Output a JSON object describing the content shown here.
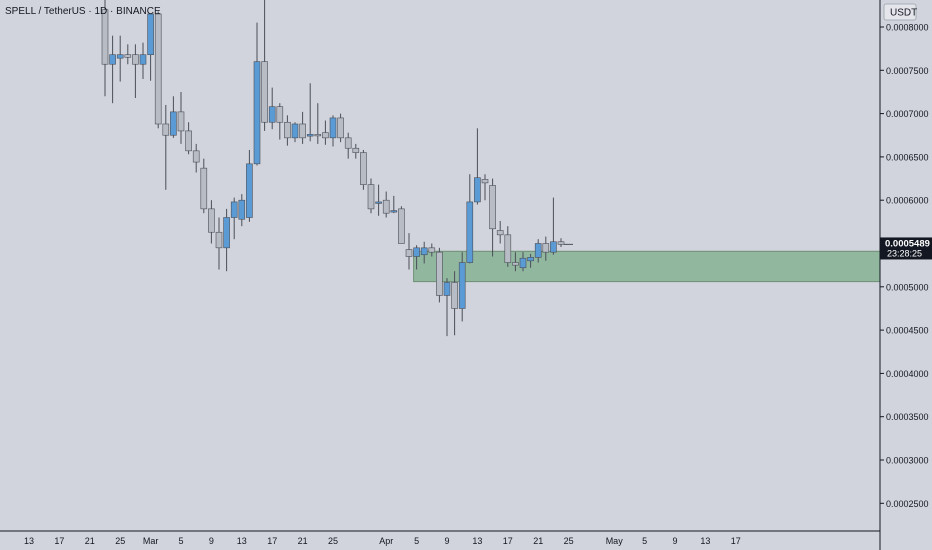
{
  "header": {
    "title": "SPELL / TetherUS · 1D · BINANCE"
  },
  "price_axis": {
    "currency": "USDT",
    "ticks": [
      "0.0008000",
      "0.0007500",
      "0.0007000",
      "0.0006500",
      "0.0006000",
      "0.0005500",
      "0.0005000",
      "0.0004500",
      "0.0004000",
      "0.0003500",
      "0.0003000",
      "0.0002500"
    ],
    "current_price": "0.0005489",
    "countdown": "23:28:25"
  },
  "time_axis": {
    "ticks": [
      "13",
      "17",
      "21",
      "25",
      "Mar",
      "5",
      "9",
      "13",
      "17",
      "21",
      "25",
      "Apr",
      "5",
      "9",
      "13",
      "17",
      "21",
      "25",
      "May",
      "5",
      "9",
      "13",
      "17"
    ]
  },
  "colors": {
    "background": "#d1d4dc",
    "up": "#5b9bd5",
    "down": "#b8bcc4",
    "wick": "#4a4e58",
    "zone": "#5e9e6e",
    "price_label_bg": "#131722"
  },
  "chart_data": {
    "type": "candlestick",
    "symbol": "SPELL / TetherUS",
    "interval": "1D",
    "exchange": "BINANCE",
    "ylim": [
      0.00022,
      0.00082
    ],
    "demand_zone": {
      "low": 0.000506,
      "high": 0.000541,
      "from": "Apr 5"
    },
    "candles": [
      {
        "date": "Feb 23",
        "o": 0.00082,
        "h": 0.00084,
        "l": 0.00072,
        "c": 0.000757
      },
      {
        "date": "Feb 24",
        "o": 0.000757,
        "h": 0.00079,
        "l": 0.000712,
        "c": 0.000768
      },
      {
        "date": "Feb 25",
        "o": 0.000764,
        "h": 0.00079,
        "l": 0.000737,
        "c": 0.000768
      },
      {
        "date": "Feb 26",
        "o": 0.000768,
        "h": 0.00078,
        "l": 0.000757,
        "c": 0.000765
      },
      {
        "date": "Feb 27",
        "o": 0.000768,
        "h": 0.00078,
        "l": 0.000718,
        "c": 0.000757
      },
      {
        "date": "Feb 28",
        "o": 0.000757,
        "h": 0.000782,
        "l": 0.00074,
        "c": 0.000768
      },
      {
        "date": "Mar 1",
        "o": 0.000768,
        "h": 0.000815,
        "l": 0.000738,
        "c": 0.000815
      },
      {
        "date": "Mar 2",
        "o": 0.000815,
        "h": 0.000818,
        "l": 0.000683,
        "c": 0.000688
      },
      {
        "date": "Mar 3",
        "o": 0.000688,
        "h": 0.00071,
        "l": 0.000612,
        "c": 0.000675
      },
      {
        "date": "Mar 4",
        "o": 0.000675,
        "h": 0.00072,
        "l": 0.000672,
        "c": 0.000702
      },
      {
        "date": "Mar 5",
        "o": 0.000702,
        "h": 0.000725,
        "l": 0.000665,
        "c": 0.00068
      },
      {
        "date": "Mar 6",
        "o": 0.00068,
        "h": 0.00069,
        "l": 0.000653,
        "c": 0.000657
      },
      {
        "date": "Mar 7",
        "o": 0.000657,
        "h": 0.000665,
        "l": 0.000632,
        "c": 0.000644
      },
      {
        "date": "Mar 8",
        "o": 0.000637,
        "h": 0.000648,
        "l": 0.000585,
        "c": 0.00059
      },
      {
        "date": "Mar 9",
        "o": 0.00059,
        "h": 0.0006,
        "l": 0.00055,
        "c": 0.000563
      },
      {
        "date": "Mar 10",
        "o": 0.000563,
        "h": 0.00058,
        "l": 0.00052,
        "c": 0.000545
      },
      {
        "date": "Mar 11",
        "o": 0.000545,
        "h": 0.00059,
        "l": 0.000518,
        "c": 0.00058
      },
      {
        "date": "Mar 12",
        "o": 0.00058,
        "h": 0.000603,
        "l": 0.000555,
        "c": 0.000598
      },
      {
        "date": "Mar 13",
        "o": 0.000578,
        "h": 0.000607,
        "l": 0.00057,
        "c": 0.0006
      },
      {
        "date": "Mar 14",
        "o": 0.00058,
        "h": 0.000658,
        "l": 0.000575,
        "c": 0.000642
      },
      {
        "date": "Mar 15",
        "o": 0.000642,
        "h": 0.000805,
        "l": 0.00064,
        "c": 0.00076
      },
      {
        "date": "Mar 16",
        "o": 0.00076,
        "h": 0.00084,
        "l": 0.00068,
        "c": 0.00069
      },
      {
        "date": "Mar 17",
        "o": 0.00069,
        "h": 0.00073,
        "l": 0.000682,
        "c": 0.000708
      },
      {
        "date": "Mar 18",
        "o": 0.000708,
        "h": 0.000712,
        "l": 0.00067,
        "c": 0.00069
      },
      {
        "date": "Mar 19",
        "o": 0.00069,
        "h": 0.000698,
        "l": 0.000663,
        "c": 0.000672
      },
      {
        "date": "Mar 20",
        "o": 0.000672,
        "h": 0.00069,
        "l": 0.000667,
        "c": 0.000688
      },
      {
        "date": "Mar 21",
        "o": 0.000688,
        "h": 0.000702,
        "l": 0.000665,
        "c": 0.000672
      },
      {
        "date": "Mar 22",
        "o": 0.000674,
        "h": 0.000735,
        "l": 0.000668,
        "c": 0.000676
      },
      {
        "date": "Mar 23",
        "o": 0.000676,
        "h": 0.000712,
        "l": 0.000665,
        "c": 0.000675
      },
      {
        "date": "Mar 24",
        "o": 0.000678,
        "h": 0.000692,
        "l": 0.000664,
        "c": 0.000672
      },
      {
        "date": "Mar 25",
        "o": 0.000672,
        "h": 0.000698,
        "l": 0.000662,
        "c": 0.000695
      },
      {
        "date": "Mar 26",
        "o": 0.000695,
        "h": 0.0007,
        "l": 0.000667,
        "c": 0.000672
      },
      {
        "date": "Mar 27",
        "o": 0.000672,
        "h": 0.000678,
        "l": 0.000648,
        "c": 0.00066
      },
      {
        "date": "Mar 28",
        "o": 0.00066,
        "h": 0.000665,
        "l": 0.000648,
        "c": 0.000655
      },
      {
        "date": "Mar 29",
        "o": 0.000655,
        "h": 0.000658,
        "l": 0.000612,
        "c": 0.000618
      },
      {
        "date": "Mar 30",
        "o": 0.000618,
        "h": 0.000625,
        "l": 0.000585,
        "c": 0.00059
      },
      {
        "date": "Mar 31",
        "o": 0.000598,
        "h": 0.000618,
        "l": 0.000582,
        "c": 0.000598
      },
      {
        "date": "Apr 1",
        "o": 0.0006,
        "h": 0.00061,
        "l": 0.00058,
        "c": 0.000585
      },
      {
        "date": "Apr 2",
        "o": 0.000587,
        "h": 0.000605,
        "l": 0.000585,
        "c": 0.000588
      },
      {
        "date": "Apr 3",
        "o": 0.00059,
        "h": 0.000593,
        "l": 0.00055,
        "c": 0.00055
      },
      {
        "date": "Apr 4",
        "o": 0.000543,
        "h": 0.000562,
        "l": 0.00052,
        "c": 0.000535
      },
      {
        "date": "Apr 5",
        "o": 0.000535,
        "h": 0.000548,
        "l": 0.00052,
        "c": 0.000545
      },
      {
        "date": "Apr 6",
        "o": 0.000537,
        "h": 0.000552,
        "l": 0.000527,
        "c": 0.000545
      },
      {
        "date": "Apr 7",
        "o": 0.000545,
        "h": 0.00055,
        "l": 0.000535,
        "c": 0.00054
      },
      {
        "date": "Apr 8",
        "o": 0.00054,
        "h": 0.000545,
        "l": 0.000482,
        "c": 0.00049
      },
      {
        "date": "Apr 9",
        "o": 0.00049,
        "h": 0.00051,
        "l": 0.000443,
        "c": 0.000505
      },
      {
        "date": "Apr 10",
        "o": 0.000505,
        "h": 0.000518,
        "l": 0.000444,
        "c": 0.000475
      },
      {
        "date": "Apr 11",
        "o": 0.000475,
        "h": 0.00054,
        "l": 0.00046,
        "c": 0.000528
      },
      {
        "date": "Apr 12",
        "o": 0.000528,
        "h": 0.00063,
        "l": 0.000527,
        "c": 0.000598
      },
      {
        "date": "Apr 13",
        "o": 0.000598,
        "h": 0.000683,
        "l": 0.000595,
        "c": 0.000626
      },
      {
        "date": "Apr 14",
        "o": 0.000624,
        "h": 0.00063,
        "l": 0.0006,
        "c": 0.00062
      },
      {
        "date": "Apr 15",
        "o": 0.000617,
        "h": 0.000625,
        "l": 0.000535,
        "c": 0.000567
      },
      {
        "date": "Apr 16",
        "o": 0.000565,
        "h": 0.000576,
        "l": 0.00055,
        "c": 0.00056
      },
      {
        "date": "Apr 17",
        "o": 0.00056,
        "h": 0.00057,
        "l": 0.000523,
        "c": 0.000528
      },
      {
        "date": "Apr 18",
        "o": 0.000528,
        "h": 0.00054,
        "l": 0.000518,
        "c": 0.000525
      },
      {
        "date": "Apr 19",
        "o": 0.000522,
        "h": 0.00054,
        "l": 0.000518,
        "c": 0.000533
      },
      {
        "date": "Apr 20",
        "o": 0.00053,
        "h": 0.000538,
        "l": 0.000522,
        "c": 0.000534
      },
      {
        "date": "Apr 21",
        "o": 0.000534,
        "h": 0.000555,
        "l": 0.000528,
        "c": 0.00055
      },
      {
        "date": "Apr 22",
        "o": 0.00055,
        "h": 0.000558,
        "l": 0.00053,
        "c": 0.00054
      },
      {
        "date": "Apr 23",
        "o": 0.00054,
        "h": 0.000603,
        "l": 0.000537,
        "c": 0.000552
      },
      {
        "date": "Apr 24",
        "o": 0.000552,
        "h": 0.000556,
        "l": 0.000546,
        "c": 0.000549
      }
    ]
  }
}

- - - - -

## Instructions to follow
Copy all lines from the material that hold "TetherUS".

## Correct result
    "title": "SPELL / TetherUS · 1D · BINANCE"
    "symbol": "SPELL / TetherUS",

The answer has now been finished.